Learning Rate( 𝛼 ) is the step size
def optimize(W,b,x_train,y_train,learning_rate,y_pred):
    N = len(y_train)
    dW = -(2/N) * np.sum((y_train - y_pred) * x_train)
    db = -(2/N) * np.sum((y_train - y_pred))
    W += -learning_rate* dW
    b += -learning_rate* db
    
    grad = {"dW":dW,"db":db}
    update = {"W":W,"b":b}
    return grad,update

Predict Linear Regression Model

num_of_iterations = 201 #change and see this difference
learning_rate = 0.01
W = 0.01 * np.random.randn(m,1)
b = np.zeros((1, 1))

for i in range(num_of_iterations):
    y_pred = np.dot(x_train, W) + b
    loss_func = loss(y_train,y_pred)
    
    if i%20 == 0:
        print(f"Iteration:{i}, Loss: {loss_func}")
    
    gradient,change = optimize(W,b,x_train,y_train,learning_rate,y_pred)
    dW = gradient["dW"]
    db = gradient['db']
    W = change["W"]
    b = change["b"]
    
train_predict = predict(W,b,x_train)
test_predict = predict(W,b,x_test)
Output:

Iteration:0, Loss: 0.9781162808237794
Iteration:20, Loss: 0.4334018619487675
Iteration:40, Loss: 0.19205821657440603
Iteration:60, Loss: 0.08511715226734567
Iteration:80, Loss: 0.03772624550514388
Iteration:100, Loss: 0.016722939657209977
Iteration:120, Loss: 0.007413519133635098
Iteration:140, Loss: 0.003286844582149845
Iteration:160, Loss: 0.0014573943987548953
Iteration:180, Loss: 0.0006462765394055764
Iteration:200, Loss: 0.0002866178556400658

Evaluation Metrics

The predicted model is lastly evaluated based on its performance. The evaluation Metrics used for the regression model are: mean absolute error, root mean square error, and mean squared error.

train_mse = np.mean((y_train - train_predict) ** 2)

==============================

REQUIRED TASKS —
1 - Which three evaluation metrics does the linear regression excerpt name for the regression model?
2 - Write out the linear regression excerpt between "db = -(2/N) * np.sum((y_train" and "b = np.zeros((1, 1))", inclusive.
The data plays no role here.

[Dataset entries]
==============================

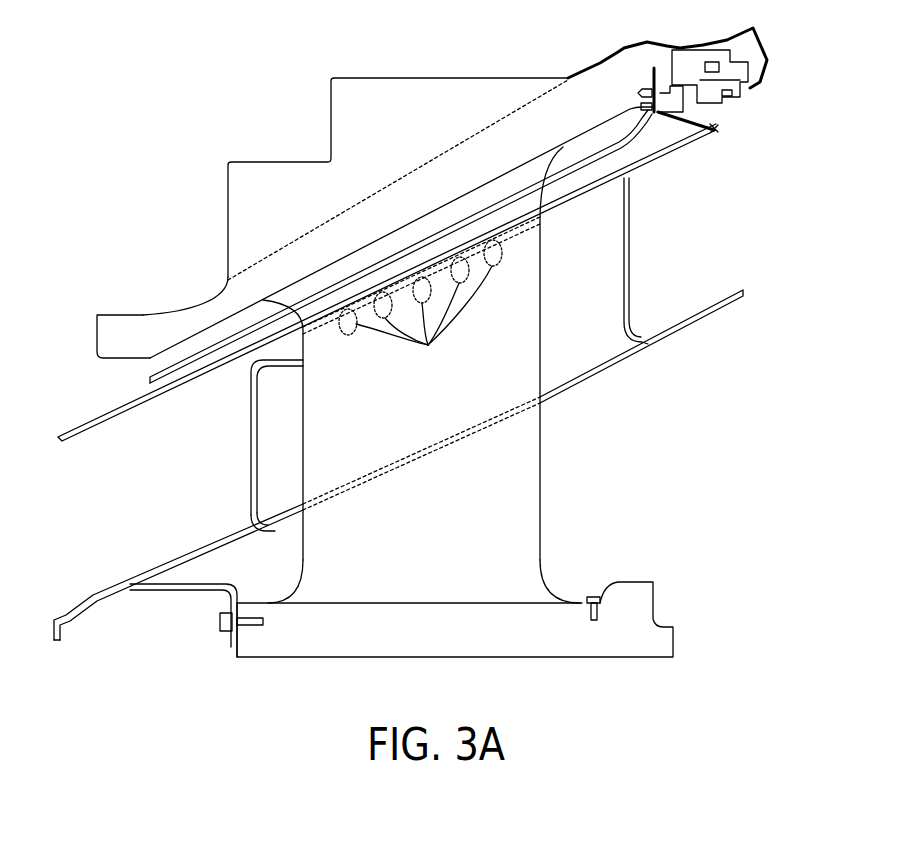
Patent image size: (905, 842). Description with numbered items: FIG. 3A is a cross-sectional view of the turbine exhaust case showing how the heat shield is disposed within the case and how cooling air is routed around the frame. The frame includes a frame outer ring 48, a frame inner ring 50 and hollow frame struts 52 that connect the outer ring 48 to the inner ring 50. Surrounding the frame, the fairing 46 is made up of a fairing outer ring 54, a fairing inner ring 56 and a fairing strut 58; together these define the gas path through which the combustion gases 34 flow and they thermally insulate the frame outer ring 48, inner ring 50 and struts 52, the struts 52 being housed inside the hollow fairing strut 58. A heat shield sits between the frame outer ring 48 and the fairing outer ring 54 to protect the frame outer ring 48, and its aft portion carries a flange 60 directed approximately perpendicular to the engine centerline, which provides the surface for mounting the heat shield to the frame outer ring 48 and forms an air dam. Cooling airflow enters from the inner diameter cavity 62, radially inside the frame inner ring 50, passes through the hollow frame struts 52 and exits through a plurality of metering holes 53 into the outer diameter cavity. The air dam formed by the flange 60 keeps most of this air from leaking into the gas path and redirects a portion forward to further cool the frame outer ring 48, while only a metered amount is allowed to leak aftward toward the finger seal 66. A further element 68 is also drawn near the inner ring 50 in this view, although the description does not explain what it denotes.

The combustion gases 34 is at (697, 227).
The fairing 46 is at (66, 410).
The frame outer ring 48 is at (126, 330).
The frame inner ring 50 is at (336, 650).
The frame struts 52 is at (538, 493).
The metering holes 53 is at (421, 296).
The fairing outer ring 54 is at (697, 148).
The fairing inner ring 56 is at (660, 337).
The fairing strut 58 is at (253, 443).
The flange 60 is at (657, 117).
The inner diameter cavity 62 is at (263, 421).
The finger seal 66 is at (722, 109).
The bolt 68 is at (583, 611).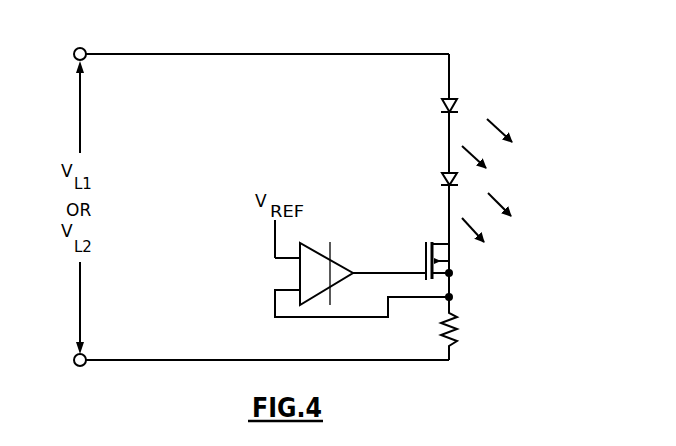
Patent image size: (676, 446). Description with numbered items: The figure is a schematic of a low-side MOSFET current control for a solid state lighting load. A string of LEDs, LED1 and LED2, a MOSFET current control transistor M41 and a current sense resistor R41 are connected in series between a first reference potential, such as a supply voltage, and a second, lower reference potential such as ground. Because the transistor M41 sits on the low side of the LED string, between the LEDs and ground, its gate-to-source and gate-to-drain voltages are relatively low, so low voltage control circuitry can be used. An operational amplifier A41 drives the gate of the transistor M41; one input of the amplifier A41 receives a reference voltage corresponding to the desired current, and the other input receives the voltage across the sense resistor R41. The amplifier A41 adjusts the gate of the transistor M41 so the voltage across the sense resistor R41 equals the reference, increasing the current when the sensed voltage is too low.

The LED LED1 is at (446, 133).
The LED LED2 is at (446, 207).
The current control transistor M41 is at (460, 271).
The current sense resistor R41 is at (468, 330).
The operational amplifier A41 is at (362, 268).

==============================

WORKED ANSWERS —
1 - Mean absolute error, root mean square error, and mean squared error.

2 -
db = -(2/N) * np.sum((y_train - y_pred))
    W += -learning_rate* dW
    b += -learning_rate* db
    
    grad = {"dW":dW,"db":db}
    update = {"W":W,"b":b}
    return grad,update

Predict Linear Regression Model

num_of_iterations = 201 #change and see this difference
learning_rate = 0.01
W = 0.01 * np.random.randn(m,1)
b = np.zeros((1, 1))